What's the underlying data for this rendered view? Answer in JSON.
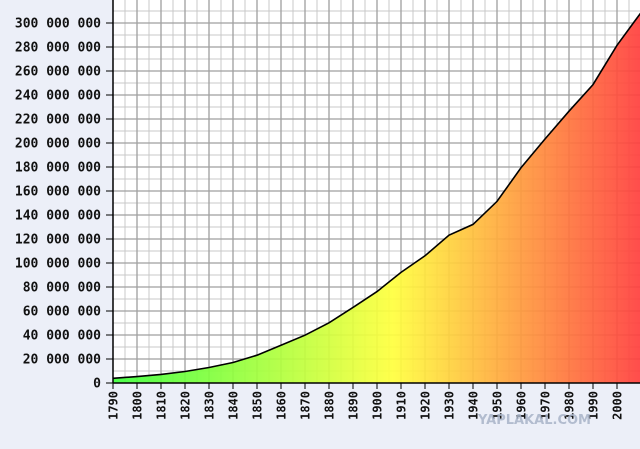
{
  "chart_data": {
    "type": "area",
    "title": "",
    "xlabel": "",
    "ylabel": "",
    "x": [
      1790,
      1800,
      1810,
      1820,
      1830,
      1840,
      1850,
      1860,
      1870,
      1880,
      1890,
      1900,
      1910,
      1920,
      1930,
      1940,
      1950,
      1960,
      1970,
      1980,
      1990,
      2000,
      2010
    ],
    "series": [
      {
        "values": [
          3900000,
          5300000,
          7200000,
          9600000,
          12900000,
          17100000,
          23200000,
          31400000,
          39800000,
          50200000,
          63000000,
          76200000,
          92200000,
          106000000,
          123200000,
          132200000,
          151300000,
          179300000,
          203300000,
          226500000,
          248700000,
          281400000,
          308700000
        ]
      }
    ],
    "xlim": [
      1790,
      2010
    ],
    "ylim": [
      0,
      300000000
    ],
    "y_ticks": [
      "0",
      "20 000 000",
      "40 000 000",
      "60 000 000",
      "80 000 000",
      "100 000 000",
      "120 000 000",
      "140 000 000",
      "160 000 000",
      "180 000 000",
      "200 000 000",
      "220 000 000",
      "240 000 000",
      "260 000 000",
      "280 000 000",
      "300 000 000"
    ],
    "x_ticks": [
      "1790",
      "1800",
      "1810",
      "1820",
      "1830",
      "1840",
      "1850",
      "1860",
      "1870",
      "1880",
      "1890",
      "1900",
      "1910",
      "1920",
      "1930",
      "1940",
      "1950",
      "1960",
      "1970",
      "1980",
      "1990",
      "2000"
    ],
    "grid": true,
    "fill_gradient": [
      "#3dff3d",
      "#ffff3d",
      "#ff9f3d",
      "#ff3d3d"
    ]
  },
  "watermark": "YAPLAKAL.COM"
}
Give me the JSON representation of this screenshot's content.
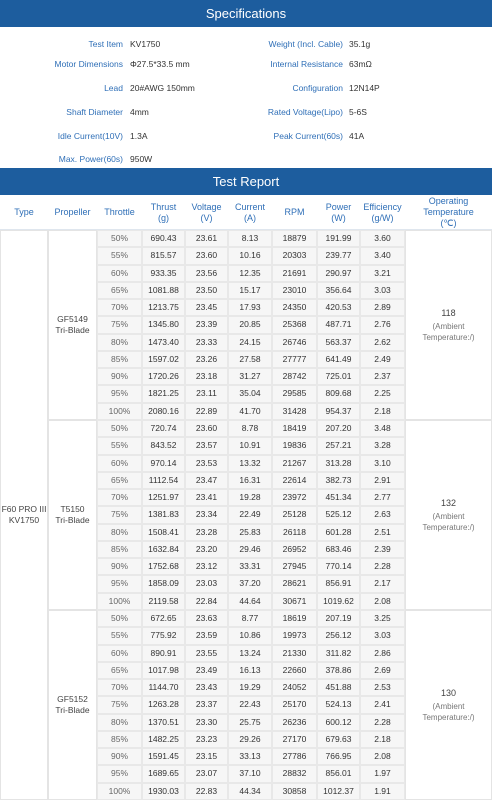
{
  "specifications": {
    "title": "Specifications",
    "rows": [
      [
        "Test Item",
        "KV1750",
        "Weight (Incl. Cable)",
        "35.1g"
      ],
      [
        "Motor Dimensions",
        "Φ27.5*33.5 mm",
        "Internal Resistance",
        "63mΩ"
      ],
      [
        "Lead",
        "20#AWG 150mm",
        "Configuration",
        "12N14P"
      ],
      [
        "Shaft Diameter",
        "4mm",
        "Rated Voltage(Lipo)",
        "5-6S"
      ],
      [
        "Idle Current(10V)",
        "1.3A",
        "Peak Current(60s)",
        "41A"
      ],
      [
        "Max. Power(60s)",
        "950W"
      ]
    ]
  },
  "test_report": {
    "title": "Test Report",
    "columns": [
      [
        "Type"
      ],
      [
        "Propeller"
      ],
      [
        "Throttle"
      ],
      [
        "Thrust",
        "(g)"
      ],
      [
        "Voltage",
        "(V)"
      ],
      [
        "Current",
        "(A)"
      ],
      [
        "RPM"
      ],
      [
        "Power",
        "(W)"
      ],
      [
        "Efficiency",
        "(g/W)"
      ],
      [
        "Operating",
        "Temperature",
        "(℃)"
      ]
    ],
    "type": [
      "F60 PRO III",
      "KV1750"
    ],
    "groups": [
      {
        "propeller": [
          "GF5149",
          "Tri-Blade"
        ],
        "temperature": "118",
        "temperature_note": [
          "(Ambient",
          "Temperature:/)"
        ],
        "rows": [
          [
            "50%",
            "690.43",
            "23.61",
            "8.13",
            "18879",
            "191.99",
            "3.60"
          ],
          [
            "55%",
            "815.57",
            "23.60",
            "10.16",
            "20303",
            "239.77",
            "3.40"
          ],
          [
            "60%",
            "933.35",
            "23.56",
            "12.35",
            "21691",
            "290.97",
            "3.21"
          ],
          [
            "65%",
            "1081.88",
            "23.50",
            "15.17",
            "23010",
            "356.64",
            "3.03"
          ],
          [
            "70%",
            "1213.75",
            "23.45",
            "17.93",
            "24350",
            "420.53",
            "2.89"
          ],
          [
            "75%",
            "1345.80",
            "23.39",
            "20.85",
            "25368",
            "487.71",
            "2.76"
          ],
          [
            "80%",
            "1473.40",
            "23.33",
            "24.15",
            "26746",
            "563.37",
            "2.62"
          ],
          [
            "85%",
            "1597.02",
            "23.26",
            "27.58",
            "27777",
            "641.49",
            "2.49"
          ],
          [
            "90%",
            "1720.26",
            "23.18",
            "31.27",
            "28742",
            "725.01",
            "2.37"
          ],
          [
            "95%",
            "1821.25",
            "23.11",
            "35.04",
            "29585",
            "809.68",
            "2.25"
          ],
          [
            "100%",
            "2080.16",
            "22.89",
            "41.70",
            "31428",
            "954.37",
            "2.18"
          ]
        ]
      },
      {
        "propeller": [
          "T5150",
          "Tri-Blade"
        ],
        "temperature": "132",
        "temperature_note": [
          "(Ambient",
          "Temperature:/)"
        ],
        "rows": [
          [
            "50%",
            "720.74",
            "23.60",
            "8.78",
            "18419",
            "207.20",
            "3.48"
          ],
          [
            "55%",
            "843.52",
            "23.57",
            "10.91",
            "19836",
            "257.21",
            "3.28"
          ],
          [
            "60%",
            "970.14",
            "23.53",
            "13.32",
            "21267",
            "313.28",
            "3.10"
          ],
          [
            "65%",
            "1112.54",
            "23.47",
            "16.31",
            "22614",
            "382.73",
            "2.91"
          ],
          [
            "70%",
            "1251.97",
            "23.41",
            "19.28",
            "23972",
            "451.34",
            "2.77"
          ],
          [
            "75%",
            "1381.83",
            "23.34",
            "22.49",
            "25128",
            "525.12",
            "2.63"
          ],
          [
            "80%",
            "1508.41",
            "23.28",
            "25.83",
            "26118",
            "601.28",
            "2.51"
          ],
          [
            "85%",
            "1632.84",
            "23.20",
            "29.46",
            "26952",
            "683.46",
            "2.39"
          ],
          [
            "90%",
            "1752.68",
            "23.12",
            "33.31",
            "27945",
            "770.14",
            "2.28"
          ],
          [
            "95%",
            "1858.09",
            "23.03",
            "37.20",
            "28621",
            "856.91",
            "2.17"
          ],
          [
            "100%",
            "2119.58",
            "22.84",
            "44.64",
            "30671",
            "1019.62",
            "2.08"
          ]
        ]
      },
      {
        "propeller": [
          "GF5152",
          "Tri-Blade"
        ],
        "temperature": "130",
        "temperature_note": [
          "(Ambient",
          "Temperature:/)"
        ],
        "rows": [
          [
            "50%",
            "672.65",
            "23.63",
            "8.77",
            "18619",
            "207.19",
            "3.25"
          ],
          [
            "55%",
            "775.92",
            "23.59",
            "10.86",
            "19973",
            "256.12",
            "3.03"
          ],
          [
            "60%",
            "890.91",
            "23.55",
            "13.24",
            "21330",
            "311.82",
            "2.86"
          ],
          [
            "65%",
            "1017.98",
            "23.49",
            "16.13",
            "22660",
            "378.86",
            "2.69"
          ],
          [
            "70%",
            "1144.70",
            "23.43",
            "19.29",
            "24052",
            "451.88",
            "2.53"
          ],
          [
            "75%",
            "1263.28",
            "23.37",
            "22.43",
            "25170",
            "524.13",
            "2.41"
          ],
          [
            "80%",
            "1370.51",
            "23.30",
            "25.75",
            "26236",
            "600.12",
            "2.28"
          ],
          [
            "85%",
            "1482.25",
            "23.23",
            "29.26",
            "27170",
            "679.63",
            "2.18"
          ],
          [
            "90%",
            "1591.45",
            "23.15",
            "33.13",
            "27786",
            "766.95",
            "2.08"
          ],
          [
            "95%",
            "1689.65",
            "23.07",
            "37.10",
            "28832",
            "856.01",
            "1.97"
          ],
          [
            "100%",
            "1930.03",
            "22.83",
            "44.34",
            "30858",
            "1012.37",
            "1.91"
          ]
        ]
      }
    ]
  }
}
■ ■ ■ ■
Stated goal>
Report how many lines of the records above contain the word "title", giving only the number.

Result of this exercise>
3